(Entries from a dataset)
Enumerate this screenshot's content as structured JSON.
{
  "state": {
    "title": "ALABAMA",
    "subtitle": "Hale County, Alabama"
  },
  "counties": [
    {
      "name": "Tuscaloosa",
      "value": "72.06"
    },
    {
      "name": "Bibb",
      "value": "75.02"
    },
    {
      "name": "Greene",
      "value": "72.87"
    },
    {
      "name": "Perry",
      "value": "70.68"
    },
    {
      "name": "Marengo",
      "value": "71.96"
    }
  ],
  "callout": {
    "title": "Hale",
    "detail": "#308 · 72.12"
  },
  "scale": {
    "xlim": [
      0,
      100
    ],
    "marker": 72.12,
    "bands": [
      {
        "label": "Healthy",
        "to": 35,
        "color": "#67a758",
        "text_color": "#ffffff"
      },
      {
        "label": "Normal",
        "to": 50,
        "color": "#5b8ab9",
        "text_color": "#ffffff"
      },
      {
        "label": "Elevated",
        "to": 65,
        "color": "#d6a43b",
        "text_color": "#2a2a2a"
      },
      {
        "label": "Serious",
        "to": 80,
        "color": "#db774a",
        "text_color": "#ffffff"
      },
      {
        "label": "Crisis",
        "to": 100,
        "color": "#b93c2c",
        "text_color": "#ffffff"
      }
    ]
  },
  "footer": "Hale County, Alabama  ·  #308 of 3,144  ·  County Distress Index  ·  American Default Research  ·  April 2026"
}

DIRECTION: Return every entry exactly as given.

WRITTEN ANSWER:
Enumerate this screenshot's content as structured JSON.
{
  "state": {
    "title": "ALABAMA",
    "subtitle": "Hale County, Alabama"
  },
  "counties": [
    {
      "name": "Tuscaloosa",
      "value": "72.06"
    },
    {
      "name": "Bibb",
      "value": "75.02"
    },
    {
      "name": "Greene",
      "value": "72.87"
    },
    {
      "name": "Perry",
      "value": "70.68"
    },
    {
      "name": "Marengo",
      "value": "71.96"
    }
  ],
  "callout": {
    "title": "Hale",
    "detail": "#308 · 72.12"
  },
  "scale": {
    "xlim": [
      0,
      100
    ],
    "marker": 72.12,
    "bands": [
      {
        "label": "Healthy",
        "to": 35,
        "color": "#67a758",
        "text_color": "#ffffff"
      },
      {
        "label": "Normal",
        "to": 50,
        "color": "#5b8ab9",
        "text_color": "#ffffff"
      },
      {
        "label": "Elevated",
        "to": 65,
        "color": "#d6a43b",
        "text_color": "#2a2a2a"
      },
      {
        "label": "Serious",
        "to": 80,
        "color": "#db774a",
        "text_color": "#ffffff"
      },
      {
        "label": "Crisis",
        "to": 100,
        "color": "#b93c2c",
        "text_color": "#ffffff"
      }
    ]
  },
  "footer": "Hale County, Alabama  ·  #308 of 3,144  ·  County Distress Index  ·  American Default Research  ·  April 2026"
}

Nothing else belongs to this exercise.